SET PROBLEM: Gather each line of the records where "value" appears.

SUPPLIED INFORMATION:
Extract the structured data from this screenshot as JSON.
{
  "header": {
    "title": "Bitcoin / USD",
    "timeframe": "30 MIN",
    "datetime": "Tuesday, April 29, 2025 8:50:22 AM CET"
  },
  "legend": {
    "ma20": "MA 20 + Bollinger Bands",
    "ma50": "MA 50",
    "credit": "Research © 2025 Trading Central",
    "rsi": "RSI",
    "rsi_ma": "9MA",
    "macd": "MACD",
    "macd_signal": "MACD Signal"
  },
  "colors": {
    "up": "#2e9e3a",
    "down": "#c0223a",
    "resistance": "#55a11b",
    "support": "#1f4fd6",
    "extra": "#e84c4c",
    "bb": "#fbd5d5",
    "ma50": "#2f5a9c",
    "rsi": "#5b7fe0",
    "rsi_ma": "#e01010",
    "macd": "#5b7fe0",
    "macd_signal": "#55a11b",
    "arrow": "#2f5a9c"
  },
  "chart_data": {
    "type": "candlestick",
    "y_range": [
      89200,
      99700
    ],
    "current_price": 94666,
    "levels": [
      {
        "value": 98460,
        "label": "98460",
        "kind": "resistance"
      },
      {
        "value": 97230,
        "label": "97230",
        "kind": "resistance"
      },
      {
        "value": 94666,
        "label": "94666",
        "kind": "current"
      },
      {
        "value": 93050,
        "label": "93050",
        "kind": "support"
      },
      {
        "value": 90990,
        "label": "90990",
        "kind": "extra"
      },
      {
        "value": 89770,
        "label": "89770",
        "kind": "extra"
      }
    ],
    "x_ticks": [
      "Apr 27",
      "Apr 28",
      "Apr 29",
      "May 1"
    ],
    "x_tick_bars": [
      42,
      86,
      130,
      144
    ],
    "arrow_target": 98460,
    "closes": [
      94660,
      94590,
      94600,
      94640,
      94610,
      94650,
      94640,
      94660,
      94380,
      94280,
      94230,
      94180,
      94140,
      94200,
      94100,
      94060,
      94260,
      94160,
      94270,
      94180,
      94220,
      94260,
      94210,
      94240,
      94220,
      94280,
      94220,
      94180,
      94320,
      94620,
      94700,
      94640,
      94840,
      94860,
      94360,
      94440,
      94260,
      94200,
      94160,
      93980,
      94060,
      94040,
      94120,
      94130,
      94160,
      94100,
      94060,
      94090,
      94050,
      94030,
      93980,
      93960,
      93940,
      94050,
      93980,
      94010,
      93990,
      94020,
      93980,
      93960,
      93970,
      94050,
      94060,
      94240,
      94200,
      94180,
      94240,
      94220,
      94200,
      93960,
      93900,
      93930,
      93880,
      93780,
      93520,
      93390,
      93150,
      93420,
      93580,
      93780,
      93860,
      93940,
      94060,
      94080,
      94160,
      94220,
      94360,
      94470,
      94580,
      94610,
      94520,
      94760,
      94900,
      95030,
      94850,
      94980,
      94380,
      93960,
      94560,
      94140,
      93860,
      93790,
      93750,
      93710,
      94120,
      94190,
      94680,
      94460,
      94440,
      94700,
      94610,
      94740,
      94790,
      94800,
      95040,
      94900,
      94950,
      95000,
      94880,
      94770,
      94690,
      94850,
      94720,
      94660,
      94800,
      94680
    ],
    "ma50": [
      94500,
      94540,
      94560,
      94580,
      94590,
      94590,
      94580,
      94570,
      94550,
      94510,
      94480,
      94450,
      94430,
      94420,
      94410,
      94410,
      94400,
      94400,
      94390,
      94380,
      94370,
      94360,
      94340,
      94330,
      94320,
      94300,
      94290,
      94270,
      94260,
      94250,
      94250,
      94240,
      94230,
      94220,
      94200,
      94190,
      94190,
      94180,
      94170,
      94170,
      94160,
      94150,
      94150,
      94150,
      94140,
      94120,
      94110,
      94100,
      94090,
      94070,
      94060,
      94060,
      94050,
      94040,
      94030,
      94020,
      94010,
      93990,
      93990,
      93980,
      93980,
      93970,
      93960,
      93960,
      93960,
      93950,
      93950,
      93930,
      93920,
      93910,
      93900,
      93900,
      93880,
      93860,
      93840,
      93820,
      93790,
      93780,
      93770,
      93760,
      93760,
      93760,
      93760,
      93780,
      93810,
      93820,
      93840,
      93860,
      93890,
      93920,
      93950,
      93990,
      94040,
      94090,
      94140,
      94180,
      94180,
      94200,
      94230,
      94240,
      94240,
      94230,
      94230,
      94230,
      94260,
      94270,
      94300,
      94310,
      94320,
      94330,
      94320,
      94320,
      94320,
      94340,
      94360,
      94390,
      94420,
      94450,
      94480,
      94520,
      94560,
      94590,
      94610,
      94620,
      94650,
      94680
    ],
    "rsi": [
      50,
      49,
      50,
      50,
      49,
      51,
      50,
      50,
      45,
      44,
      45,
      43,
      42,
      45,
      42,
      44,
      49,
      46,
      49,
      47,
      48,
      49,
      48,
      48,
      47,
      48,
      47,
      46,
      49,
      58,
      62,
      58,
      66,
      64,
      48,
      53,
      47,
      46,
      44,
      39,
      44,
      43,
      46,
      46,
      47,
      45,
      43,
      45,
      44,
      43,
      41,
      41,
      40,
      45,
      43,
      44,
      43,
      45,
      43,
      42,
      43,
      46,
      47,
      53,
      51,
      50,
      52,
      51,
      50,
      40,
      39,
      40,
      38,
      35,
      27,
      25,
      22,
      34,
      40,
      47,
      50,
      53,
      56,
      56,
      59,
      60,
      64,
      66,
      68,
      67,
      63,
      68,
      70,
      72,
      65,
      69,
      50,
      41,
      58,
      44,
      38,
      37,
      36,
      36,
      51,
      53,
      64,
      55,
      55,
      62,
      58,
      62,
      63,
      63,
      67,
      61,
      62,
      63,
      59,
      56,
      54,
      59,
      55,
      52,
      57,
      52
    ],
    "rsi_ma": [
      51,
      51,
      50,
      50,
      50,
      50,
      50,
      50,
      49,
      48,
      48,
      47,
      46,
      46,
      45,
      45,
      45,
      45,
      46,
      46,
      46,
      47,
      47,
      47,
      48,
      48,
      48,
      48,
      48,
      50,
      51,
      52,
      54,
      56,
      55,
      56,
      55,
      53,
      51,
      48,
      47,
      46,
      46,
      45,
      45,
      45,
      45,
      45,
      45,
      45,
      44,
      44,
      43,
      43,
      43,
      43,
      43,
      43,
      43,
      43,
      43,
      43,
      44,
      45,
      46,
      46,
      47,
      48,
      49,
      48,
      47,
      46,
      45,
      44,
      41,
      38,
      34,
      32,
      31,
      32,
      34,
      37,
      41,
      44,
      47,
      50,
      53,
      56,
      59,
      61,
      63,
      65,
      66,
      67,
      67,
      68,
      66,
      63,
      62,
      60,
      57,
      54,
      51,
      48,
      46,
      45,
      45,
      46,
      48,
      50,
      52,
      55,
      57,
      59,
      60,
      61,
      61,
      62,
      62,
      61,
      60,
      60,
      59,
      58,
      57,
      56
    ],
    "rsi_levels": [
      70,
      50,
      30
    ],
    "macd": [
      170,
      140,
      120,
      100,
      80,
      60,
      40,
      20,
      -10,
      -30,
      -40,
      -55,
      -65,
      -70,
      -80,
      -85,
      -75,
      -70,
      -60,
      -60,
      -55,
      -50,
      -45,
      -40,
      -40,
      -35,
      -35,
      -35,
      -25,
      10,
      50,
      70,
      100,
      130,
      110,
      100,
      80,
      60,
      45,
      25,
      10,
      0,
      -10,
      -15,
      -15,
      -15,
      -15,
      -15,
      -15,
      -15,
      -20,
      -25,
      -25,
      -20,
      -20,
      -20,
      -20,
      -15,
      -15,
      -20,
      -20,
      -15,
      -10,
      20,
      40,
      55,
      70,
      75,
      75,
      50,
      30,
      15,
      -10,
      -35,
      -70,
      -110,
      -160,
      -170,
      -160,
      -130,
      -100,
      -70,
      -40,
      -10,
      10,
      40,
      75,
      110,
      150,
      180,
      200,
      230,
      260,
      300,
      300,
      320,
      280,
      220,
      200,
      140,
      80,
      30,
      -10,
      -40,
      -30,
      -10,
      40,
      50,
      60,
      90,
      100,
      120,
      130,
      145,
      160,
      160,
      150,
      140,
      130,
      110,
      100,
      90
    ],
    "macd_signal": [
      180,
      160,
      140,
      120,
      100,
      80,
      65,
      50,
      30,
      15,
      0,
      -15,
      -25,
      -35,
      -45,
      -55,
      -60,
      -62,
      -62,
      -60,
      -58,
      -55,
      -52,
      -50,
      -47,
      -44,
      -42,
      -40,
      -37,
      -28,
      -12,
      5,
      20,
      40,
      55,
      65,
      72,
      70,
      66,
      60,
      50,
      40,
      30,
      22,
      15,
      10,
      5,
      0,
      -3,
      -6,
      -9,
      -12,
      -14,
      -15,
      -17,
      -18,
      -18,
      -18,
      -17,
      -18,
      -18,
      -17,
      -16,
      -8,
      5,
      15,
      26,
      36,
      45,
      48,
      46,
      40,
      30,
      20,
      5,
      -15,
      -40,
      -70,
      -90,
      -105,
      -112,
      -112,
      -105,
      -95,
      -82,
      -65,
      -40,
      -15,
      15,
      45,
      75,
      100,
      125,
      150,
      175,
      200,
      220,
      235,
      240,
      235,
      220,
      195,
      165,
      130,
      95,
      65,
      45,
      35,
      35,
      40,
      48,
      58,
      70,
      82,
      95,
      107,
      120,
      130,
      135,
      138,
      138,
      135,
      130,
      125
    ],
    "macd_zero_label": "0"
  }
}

RESPONSE TO THIS EXERCISE:
        "value": 98460,
        "value": 97230,
        "value": 94666,
        "value": 93050,
        "value": 90990,
        "value": 89770,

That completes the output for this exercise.